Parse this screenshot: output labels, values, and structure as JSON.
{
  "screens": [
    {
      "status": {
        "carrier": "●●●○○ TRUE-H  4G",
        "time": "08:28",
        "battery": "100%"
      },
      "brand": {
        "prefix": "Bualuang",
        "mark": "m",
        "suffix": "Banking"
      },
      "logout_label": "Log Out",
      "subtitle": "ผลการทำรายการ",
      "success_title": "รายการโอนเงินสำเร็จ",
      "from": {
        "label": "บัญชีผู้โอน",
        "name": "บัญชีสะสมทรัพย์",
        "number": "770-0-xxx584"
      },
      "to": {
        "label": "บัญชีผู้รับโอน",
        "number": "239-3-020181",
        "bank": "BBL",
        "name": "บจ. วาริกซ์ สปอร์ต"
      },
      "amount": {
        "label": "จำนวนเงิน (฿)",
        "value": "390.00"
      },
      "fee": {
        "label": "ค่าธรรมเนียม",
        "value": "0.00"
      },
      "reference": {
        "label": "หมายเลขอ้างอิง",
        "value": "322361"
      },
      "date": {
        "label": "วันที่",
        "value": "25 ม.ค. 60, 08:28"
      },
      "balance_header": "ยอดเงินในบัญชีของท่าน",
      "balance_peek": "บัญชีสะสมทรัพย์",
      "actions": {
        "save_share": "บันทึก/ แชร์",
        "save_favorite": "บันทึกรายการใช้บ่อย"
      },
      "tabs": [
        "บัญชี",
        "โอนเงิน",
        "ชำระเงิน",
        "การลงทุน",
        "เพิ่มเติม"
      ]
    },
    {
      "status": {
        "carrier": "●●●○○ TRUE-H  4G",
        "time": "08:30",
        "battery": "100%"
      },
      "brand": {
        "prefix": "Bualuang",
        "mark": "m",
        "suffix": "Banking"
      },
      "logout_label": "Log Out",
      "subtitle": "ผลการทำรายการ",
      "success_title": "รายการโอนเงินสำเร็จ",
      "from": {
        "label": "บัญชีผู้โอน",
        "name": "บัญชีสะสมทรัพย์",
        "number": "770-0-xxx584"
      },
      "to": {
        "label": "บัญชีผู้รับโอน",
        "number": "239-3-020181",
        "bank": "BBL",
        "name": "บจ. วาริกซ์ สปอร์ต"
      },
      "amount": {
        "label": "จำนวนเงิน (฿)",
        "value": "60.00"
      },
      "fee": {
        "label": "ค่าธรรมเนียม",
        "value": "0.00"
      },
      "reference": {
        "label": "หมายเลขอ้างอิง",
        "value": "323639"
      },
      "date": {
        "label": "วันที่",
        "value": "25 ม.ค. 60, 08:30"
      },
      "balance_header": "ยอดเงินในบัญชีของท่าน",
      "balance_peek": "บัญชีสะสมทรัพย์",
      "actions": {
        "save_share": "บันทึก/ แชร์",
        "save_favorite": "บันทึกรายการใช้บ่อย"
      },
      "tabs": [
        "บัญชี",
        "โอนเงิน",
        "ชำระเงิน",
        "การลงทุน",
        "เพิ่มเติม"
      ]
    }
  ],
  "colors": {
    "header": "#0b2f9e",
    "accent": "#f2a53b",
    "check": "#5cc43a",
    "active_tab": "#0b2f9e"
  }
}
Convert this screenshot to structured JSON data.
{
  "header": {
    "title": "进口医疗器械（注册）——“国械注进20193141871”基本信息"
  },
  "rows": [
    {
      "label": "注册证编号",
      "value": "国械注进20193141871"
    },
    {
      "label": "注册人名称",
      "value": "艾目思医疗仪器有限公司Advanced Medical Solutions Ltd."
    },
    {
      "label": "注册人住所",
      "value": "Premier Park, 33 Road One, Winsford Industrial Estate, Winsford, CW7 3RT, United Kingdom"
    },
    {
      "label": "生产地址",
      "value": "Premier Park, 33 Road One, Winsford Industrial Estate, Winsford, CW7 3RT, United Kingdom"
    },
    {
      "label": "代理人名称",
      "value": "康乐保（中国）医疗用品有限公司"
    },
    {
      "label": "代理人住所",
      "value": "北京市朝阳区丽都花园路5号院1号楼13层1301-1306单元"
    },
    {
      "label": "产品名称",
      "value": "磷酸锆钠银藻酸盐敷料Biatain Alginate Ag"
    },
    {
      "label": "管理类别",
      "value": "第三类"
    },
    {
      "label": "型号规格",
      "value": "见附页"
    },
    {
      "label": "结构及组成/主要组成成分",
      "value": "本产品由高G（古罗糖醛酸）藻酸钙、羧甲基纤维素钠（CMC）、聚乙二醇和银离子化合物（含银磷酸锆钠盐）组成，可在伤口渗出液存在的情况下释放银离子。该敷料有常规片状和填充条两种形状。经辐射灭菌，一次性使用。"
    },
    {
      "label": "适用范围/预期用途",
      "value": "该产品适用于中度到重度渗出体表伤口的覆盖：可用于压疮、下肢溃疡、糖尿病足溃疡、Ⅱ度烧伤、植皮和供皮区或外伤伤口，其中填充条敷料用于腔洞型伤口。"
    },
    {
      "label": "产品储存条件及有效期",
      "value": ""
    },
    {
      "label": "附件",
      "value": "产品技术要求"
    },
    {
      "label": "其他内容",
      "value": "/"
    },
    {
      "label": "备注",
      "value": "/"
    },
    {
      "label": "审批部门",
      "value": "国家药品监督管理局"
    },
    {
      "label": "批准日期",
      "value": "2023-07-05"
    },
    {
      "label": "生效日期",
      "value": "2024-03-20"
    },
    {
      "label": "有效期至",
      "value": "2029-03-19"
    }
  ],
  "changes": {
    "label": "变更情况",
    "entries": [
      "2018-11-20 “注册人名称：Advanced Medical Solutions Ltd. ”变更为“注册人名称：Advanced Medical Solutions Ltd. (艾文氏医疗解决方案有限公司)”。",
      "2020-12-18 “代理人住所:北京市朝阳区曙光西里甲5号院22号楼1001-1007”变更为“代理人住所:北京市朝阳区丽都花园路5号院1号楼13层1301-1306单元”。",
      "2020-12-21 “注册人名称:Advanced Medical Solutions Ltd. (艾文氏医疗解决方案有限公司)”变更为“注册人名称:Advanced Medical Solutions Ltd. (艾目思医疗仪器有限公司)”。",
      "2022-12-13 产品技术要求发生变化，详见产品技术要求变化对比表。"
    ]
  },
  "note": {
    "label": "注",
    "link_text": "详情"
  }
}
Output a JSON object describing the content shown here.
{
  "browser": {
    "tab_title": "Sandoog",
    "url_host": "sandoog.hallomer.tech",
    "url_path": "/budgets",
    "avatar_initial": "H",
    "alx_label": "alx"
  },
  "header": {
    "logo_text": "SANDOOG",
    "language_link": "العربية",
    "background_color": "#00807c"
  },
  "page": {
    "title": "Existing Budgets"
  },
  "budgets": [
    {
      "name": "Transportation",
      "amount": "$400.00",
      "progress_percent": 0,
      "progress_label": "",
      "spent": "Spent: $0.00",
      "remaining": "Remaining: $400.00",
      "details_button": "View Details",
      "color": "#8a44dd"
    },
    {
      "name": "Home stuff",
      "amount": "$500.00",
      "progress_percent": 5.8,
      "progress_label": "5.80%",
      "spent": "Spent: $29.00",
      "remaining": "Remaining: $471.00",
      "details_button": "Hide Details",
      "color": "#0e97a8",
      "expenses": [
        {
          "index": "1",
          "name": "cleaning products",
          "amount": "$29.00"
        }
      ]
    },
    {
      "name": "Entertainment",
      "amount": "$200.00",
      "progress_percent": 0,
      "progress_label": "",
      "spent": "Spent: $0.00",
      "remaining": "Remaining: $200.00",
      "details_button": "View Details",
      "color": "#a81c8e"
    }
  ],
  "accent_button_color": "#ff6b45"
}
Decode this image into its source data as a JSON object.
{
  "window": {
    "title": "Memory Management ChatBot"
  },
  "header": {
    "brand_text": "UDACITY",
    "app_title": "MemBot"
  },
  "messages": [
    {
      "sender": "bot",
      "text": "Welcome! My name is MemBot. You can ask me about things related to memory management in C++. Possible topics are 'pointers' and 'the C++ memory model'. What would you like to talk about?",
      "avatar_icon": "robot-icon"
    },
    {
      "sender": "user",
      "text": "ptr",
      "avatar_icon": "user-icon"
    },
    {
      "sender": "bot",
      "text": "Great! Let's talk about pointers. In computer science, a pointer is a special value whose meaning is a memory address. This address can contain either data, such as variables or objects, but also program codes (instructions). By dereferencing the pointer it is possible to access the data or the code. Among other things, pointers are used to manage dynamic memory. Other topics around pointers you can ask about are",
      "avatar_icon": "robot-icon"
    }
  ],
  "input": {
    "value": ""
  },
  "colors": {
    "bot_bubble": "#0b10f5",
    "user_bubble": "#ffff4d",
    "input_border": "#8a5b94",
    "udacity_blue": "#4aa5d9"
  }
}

GIVEN REQUEST
Show every line from the listing above in which the string "data" appears.

EXERCISE SOLUTION
Convert this screenshot to structured JSON data.
Decode this image into its source data as a JSON object.
      "text": "Great! Let's talk about pointers. In computer science, a pointer is a special value whose meaning is a memory address. This address can contain either data, such as variables or objects, but also program codes (instructions). By dereferencing the pointer it is possible to access the data or the code. Among other things, pointers are used to manage dynamic memory. Other topics around pointers you can ask about are",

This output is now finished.